Starting with the line that contains "Transcribe the text in this document.", set down each line through the end of the entries below, exactly and with nothing added.

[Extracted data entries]
════════════════

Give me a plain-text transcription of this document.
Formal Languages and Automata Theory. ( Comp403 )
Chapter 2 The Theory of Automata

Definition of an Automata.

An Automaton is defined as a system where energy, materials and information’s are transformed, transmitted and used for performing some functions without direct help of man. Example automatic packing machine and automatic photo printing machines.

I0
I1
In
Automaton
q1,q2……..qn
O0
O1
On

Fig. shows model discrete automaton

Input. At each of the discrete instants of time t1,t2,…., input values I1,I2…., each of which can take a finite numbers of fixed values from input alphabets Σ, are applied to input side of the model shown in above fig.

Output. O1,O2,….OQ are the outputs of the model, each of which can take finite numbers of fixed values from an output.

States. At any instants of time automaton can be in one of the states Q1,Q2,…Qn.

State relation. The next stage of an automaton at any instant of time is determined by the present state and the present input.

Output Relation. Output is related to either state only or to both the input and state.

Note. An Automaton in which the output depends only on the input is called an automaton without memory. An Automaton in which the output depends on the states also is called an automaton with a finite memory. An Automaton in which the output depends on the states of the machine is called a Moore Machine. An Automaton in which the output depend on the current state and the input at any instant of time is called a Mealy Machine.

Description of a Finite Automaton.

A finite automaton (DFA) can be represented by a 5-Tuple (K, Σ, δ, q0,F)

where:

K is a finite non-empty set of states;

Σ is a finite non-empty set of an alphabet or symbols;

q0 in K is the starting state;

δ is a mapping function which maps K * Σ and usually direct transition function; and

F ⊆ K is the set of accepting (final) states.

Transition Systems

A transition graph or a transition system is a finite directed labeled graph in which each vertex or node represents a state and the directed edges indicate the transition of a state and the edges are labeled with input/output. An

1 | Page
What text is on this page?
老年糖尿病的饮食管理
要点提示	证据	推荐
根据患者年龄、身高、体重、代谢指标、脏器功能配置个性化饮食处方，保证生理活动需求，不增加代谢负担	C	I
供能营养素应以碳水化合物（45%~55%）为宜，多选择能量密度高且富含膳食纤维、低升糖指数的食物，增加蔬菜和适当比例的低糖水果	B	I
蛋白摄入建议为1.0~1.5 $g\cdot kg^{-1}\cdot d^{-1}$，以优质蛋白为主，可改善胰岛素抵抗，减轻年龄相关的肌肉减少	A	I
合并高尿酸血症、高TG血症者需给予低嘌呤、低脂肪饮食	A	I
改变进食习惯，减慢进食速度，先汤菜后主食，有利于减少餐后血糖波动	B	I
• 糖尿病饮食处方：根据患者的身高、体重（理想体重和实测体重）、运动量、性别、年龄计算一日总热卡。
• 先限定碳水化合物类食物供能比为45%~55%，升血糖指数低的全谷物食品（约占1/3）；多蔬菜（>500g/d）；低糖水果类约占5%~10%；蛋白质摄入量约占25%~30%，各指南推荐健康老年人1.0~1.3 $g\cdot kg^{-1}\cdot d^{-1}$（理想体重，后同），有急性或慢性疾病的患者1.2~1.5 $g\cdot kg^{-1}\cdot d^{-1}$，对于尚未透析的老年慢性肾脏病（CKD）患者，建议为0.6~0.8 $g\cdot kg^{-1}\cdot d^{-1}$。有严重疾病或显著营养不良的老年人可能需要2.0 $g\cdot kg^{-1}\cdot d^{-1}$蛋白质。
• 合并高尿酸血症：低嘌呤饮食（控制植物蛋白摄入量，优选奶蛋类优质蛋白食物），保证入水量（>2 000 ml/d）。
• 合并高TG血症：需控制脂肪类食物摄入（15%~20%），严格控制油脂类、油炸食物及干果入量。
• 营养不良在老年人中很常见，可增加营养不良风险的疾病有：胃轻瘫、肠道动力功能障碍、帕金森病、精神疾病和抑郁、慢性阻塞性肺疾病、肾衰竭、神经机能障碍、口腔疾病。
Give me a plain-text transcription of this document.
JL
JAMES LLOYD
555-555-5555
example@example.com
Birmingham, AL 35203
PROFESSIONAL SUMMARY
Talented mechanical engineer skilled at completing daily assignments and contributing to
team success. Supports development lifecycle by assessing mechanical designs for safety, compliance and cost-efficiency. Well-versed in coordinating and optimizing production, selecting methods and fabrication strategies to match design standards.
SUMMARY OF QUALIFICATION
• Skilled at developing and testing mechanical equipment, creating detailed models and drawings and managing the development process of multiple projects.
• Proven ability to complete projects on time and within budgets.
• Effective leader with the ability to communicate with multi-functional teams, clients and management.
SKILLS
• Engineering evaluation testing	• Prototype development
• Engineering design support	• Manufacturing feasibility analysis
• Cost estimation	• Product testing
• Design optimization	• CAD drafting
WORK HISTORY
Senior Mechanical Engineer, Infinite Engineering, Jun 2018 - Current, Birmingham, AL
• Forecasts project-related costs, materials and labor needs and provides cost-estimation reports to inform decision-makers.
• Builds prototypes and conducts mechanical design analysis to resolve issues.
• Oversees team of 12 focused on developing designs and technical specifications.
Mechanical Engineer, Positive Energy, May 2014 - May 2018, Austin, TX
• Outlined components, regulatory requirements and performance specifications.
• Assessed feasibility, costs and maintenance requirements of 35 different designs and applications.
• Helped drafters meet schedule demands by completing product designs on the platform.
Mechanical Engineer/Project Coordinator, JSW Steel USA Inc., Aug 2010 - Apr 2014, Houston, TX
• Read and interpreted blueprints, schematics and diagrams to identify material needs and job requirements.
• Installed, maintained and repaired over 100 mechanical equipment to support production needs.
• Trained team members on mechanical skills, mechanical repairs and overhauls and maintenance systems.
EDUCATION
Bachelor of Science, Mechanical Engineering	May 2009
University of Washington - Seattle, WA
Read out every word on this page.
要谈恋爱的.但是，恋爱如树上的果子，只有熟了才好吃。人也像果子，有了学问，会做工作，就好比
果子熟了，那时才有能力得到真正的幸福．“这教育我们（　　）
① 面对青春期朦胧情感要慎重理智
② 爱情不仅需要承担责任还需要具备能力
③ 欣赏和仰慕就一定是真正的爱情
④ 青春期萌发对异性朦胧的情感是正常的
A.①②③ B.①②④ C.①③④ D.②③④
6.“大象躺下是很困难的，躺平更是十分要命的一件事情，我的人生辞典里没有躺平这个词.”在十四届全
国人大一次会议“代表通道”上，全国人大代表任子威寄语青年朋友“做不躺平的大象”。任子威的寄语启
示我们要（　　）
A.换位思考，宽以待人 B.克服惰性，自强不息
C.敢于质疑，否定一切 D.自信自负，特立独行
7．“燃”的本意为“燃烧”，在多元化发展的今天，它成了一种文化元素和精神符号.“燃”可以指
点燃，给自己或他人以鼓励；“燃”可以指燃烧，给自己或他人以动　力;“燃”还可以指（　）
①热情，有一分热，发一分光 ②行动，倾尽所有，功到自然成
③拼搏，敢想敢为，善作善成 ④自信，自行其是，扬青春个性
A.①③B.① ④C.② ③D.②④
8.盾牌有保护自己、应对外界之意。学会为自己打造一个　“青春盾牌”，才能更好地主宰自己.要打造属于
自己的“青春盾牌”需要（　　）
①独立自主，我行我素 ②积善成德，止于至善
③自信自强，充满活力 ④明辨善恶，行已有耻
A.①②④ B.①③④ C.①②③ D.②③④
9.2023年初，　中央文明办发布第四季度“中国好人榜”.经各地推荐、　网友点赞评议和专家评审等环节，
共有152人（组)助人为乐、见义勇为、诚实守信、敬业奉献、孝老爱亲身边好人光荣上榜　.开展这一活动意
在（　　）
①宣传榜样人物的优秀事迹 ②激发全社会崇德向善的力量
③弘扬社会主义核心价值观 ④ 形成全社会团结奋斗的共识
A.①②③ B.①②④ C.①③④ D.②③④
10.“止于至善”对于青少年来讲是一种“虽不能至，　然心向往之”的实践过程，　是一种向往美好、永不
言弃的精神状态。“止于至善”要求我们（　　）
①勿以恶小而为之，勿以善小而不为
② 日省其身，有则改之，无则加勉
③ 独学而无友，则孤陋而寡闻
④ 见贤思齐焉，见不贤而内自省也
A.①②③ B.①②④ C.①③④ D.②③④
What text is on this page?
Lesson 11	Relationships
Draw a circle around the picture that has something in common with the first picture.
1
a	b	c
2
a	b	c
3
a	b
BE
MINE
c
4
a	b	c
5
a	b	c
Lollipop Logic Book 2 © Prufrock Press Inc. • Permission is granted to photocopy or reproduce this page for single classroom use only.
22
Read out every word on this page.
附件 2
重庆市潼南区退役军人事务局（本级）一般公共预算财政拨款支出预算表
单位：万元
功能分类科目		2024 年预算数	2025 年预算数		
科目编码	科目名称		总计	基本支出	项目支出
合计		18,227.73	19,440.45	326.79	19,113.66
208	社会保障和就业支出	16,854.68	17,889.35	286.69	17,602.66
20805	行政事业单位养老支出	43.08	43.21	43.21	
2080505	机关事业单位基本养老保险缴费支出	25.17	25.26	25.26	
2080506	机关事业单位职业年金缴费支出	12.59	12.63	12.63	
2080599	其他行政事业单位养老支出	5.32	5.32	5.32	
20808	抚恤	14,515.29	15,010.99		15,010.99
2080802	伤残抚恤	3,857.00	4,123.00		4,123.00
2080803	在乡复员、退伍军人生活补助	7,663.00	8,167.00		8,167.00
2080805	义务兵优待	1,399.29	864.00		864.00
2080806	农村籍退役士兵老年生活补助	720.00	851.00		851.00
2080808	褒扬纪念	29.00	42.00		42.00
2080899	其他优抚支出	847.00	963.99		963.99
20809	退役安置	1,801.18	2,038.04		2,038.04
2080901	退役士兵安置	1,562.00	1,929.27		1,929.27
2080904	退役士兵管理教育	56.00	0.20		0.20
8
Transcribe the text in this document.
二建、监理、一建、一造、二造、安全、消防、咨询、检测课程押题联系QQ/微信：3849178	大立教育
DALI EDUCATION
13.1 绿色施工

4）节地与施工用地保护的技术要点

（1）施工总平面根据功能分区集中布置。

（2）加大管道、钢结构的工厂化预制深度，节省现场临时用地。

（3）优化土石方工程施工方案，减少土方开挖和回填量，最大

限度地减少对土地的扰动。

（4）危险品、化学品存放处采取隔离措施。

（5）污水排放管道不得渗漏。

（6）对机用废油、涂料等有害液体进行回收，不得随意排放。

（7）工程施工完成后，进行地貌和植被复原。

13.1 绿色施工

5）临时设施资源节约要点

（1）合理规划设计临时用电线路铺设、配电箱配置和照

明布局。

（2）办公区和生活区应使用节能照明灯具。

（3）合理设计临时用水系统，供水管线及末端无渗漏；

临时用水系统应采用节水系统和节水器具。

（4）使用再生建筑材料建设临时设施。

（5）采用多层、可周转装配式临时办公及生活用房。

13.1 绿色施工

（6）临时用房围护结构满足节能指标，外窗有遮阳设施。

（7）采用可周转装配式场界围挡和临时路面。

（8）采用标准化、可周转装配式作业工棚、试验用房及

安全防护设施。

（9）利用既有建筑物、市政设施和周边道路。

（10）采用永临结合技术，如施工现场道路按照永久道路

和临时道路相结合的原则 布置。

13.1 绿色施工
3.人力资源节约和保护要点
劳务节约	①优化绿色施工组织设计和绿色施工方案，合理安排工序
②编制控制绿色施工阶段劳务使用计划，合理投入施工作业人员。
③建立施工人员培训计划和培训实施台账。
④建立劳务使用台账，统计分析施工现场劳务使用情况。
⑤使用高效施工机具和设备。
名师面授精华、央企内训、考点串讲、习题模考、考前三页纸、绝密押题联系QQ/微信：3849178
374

════════════════

### RESPONSE TO THE EXERCISE
Transcribe the text in this document.
二建、监理、一建、一造、二造、安全、消防、咨询、检测课程押题联系QQ/微信：3849178	大立教育
DALI EDUCATION
13.1 绿色施工

4）节地与施工用地保护的技术要点

（1）施工总平面根据功能分区集中布置。

（2）加大管道、钢结构的工厂化预制深度，节省现场临时用地。

（3）优化土石方工程施工方案，减少土方开挖和回填量，最大

限度地减少对土地的扰动。

（4）危险品、化学品存放处采取隔离措施。

（5）污水排放管道不得渗漏。

（6）对机用废油、涂料等有害液体进行回收，不得随意排放。

（7）工程施工完成后，进行地貌和植被复原。

13.1 绿色施工

5）临时设施资源节约要点

（1）合理规划设计临时用电线路铺设、配电箱配置和照

明布局。

（2）办公区和生活区应使用节能照明灯具。

（3）合理设计临时用水系统，供水管线及末端无渗漏；

临时用水系统应采用节水系统和节水器具。

（4）使用再生建筑材料建设临时设施。

（5）采用多层、可周转装配式临时办公及生活用房。

13.1 绿色施工

（6）临时用房围护结构满足节能指标，外窗有遮阳设施。

（7）采用可周转装配式场界围挡和临时路面。

（8）采用标准化、可周转装配式作业工棚、试验用房及

安全防护设施。

（9）利用既有建筑物、市政设施和周边道路。

（10）采用永临结合技术，如施工现场道路按照永久道路

和临时道路相结合的原则 布置。

13.1 绿色施工
3.人力资源节约和保护要点
劳务节约	①优化绿色施工组织设计和绿色施工方案，合理安排工序
②编制控制绿色施工阶段劳务使用计划，合理投入施工作业人员。
③建立施工人员培训计划和培训实施台账。
④建立劳务使用台账，统计分析施工现场劳务使用情况。
⑤使用高效施工机具和设备。
名师面授精华、央企内训、考点串讲、习题模考、考前三页纸、绝密押题联系QQ/微信：3849178
374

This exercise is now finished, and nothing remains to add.